Data tied to figure images:

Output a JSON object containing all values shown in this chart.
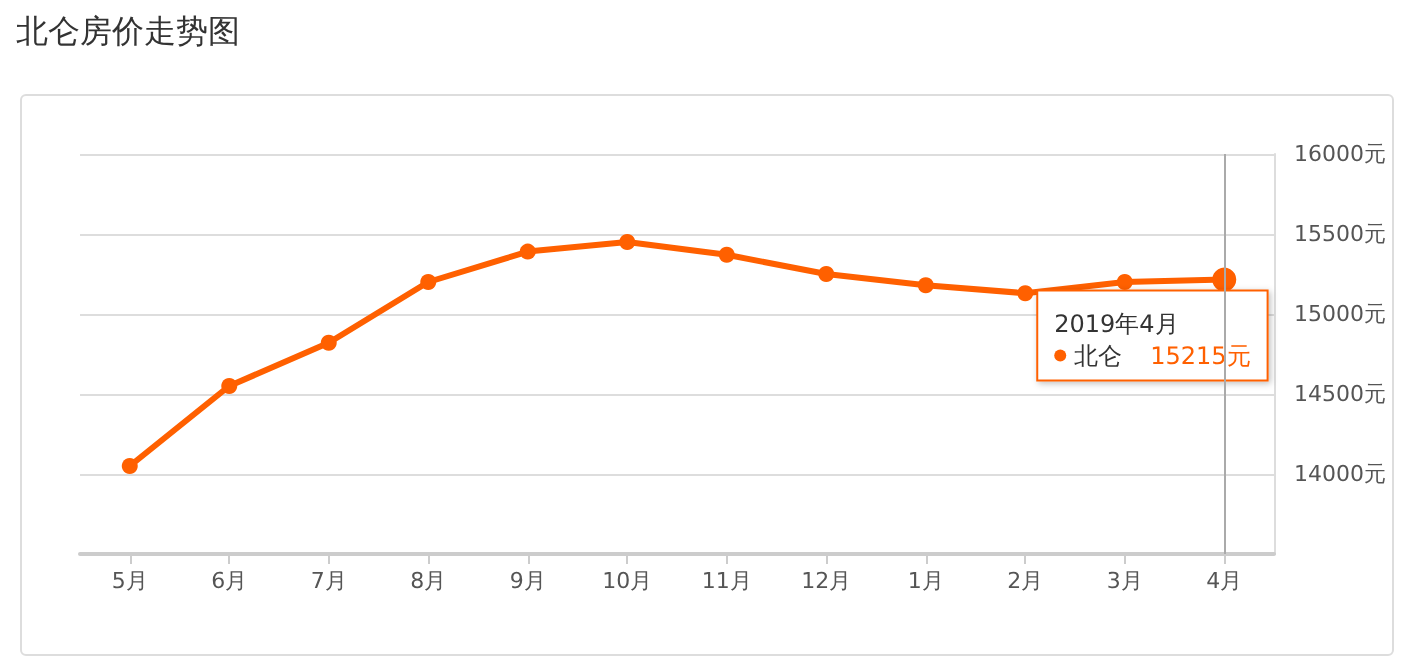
{
  "chart_data": {
    "type": "line",
    "title": "北仑房价走势图",
    "categories": [
      "5月",
      "6月",
      "7月",
      "8月",
      "9月",
      "10月",
      "11月",
      "12月",
      "1月",
      "2月",
      "3月",
      "4月"
    ],
    "series": [
      {
        "name": "北仑",
        "color": "#ff6000",
        "values": [
          14050,
          14550,
          14820,
          15200,
          15390,
          15450,
          15370,
          15250,
          15180,
          15130,
          15200,
          15215
        ],
        "value_labels": [
          null,
          null,
          null,
          null,
          null,
          null,
          null,
          null,
          null,
          null,
          null,
          "15215元"
        ]
      }
    ],
    "ylim": [
      13500,
      16000
    ],
    "yticks": [
      {
        "value": 14000,
        "label": "14000元"
      },
      {
        "value": 14500,
        "label": "14500元"
      },
      {
        "value": 15000,
        "label": "15000元"
      },
      {
        "value": 15500,
        "label": "15500元"
      },
      {
        "value": 16000,
        "label": "16000元"
      }
    ],
    "grid": "y",
    "marker": "circle",
    "line_style": "solid",
    "legend": "right",
    "ref_lines": [
      {
        "axis": "x",
        "value": "4月",
        "color": "#aaaaaa"
      }
    ],
    "annotations": [
      "2019年4月"
    ]
  }
}
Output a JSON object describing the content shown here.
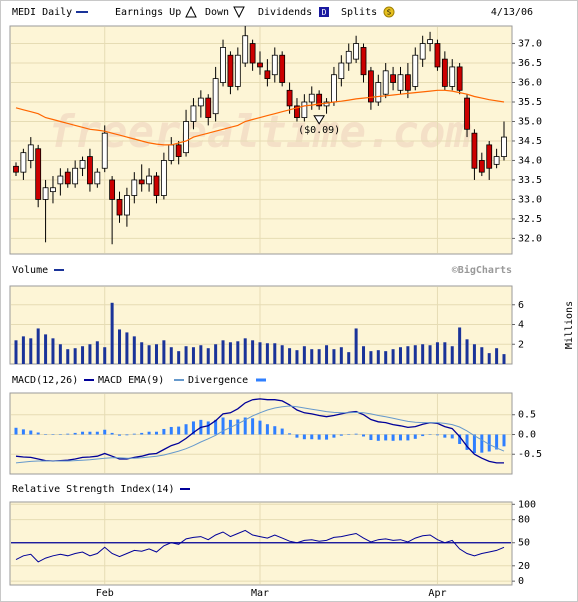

> _REQUIREMENT_: Pick out and copy every line that contains the word "Output".

> _ANSWER TO THIS EXERCISE_:
Output a JSON object containing all values shown in this chart.
Output a JSON object describing the content shown here.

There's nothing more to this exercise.